::: The input

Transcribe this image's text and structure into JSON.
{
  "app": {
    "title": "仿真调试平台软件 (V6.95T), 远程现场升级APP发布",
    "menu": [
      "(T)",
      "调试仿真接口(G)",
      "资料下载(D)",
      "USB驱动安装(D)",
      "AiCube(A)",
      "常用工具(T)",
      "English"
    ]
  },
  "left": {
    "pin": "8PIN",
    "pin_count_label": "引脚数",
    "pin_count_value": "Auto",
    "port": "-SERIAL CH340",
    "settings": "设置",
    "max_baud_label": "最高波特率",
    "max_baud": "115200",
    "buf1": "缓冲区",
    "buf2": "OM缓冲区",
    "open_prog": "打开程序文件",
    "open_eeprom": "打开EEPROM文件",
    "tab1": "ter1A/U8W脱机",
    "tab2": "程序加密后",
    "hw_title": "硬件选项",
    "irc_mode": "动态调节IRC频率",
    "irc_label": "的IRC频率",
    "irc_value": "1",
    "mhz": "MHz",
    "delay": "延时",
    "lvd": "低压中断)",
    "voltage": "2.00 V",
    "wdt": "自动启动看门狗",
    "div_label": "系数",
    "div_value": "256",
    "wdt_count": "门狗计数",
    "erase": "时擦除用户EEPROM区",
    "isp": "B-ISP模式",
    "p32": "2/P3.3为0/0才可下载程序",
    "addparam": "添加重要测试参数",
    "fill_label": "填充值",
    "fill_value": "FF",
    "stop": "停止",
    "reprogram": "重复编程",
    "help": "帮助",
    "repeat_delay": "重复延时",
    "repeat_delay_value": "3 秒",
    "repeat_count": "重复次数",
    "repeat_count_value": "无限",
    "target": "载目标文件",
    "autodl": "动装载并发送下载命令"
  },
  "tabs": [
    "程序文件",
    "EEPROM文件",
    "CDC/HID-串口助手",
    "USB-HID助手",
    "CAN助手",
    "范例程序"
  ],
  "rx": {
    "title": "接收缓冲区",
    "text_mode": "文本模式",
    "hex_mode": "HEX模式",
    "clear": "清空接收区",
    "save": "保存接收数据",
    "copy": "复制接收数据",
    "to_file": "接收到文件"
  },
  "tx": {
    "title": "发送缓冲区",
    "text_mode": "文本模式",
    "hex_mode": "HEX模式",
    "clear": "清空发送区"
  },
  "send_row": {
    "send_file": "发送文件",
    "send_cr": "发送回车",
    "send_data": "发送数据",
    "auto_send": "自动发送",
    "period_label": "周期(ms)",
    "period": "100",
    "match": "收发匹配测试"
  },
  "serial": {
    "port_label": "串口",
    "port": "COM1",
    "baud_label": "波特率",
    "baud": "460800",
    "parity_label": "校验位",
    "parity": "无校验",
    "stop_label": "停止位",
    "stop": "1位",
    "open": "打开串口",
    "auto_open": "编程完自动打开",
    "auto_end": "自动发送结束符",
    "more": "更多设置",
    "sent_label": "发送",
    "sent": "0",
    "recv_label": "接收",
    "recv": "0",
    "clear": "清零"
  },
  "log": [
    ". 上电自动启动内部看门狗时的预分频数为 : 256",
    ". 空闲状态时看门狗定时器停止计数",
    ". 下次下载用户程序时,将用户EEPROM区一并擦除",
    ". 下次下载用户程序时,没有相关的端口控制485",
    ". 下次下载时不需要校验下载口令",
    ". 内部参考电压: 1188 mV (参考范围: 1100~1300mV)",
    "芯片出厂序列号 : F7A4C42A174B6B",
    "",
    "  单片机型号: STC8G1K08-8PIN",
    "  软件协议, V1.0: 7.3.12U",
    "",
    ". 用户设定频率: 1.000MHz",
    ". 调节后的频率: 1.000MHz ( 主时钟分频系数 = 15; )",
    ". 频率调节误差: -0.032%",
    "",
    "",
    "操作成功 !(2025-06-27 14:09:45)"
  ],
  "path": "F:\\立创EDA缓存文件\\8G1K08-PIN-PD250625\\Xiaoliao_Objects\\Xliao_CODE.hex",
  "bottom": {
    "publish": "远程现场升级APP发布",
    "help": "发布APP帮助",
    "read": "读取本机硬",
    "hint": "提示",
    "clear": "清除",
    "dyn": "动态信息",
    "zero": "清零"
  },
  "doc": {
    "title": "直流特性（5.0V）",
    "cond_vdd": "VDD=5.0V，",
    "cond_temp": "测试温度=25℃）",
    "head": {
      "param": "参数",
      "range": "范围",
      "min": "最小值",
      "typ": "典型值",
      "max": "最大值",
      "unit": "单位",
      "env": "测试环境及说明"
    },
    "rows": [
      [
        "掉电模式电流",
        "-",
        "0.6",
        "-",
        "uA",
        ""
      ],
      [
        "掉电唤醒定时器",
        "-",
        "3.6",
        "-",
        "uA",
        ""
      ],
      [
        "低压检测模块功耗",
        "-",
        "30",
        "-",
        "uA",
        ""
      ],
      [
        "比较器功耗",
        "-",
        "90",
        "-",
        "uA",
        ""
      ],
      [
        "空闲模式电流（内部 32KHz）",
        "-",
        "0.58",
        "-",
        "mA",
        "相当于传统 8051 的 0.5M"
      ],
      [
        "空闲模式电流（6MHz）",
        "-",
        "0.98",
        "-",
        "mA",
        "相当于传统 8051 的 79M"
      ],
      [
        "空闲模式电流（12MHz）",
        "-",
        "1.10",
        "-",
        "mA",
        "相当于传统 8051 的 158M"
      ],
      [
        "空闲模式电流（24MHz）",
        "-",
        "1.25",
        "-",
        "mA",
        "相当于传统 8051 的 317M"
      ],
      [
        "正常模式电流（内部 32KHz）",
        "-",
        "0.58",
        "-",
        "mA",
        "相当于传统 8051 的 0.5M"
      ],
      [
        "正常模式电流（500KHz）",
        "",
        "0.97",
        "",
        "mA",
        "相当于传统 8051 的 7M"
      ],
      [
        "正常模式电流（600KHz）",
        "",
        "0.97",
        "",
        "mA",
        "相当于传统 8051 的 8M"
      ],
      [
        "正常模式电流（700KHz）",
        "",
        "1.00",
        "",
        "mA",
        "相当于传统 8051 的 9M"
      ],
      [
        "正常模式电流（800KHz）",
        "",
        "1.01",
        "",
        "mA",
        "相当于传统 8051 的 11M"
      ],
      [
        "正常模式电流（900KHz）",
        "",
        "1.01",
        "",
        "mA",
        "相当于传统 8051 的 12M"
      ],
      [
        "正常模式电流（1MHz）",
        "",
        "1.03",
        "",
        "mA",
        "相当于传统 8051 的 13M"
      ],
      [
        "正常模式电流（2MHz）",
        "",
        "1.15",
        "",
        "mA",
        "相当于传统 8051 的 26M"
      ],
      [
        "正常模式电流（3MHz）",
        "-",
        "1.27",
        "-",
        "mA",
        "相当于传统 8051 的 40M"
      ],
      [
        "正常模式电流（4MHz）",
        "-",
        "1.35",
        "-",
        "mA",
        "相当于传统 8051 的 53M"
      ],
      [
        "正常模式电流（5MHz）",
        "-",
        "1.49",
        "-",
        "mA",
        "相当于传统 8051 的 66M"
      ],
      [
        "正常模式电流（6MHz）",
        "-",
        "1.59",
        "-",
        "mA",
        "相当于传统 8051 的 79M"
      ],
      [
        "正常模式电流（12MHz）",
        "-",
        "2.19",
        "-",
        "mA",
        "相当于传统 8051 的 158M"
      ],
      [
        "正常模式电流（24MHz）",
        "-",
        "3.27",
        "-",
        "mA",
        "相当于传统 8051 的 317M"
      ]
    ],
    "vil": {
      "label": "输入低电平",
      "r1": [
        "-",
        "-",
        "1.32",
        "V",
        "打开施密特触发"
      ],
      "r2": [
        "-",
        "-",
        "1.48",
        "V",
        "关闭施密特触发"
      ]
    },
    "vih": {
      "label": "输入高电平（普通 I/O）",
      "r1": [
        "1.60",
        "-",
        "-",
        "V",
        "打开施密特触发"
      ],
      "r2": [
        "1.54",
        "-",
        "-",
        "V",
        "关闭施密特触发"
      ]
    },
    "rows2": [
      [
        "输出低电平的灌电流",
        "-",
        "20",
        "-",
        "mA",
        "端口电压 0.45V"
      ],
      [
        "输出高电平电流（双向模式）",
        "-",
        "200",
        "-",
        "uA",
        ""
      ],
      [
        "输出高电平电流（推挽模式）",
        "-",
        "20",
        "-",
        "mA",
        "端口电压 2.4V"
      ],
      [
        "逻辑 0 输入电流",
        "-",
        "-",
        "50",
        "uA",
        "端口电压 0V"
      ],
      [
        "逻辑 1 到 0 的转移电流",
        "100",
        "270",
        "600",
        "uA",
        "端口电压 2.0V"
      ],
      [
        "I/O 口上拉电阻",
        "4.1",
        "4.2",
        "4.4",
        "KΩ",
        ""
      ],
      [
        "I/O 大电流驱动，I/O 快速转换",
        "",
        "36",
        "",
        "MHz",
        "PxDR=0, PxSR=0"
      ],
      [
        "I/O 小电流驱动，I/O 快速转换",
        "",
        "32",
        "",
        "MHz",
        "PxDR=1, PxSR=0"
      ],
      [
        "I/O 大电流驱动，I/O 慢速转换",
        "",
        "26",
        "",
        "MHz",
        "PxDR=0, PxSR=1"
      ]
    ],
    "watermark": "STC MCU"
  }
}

::::::

■ Short exercise ■
How many of the lines above contain the string "空闲模式电流"? Give the number only.

■ Solution to the problem ■
4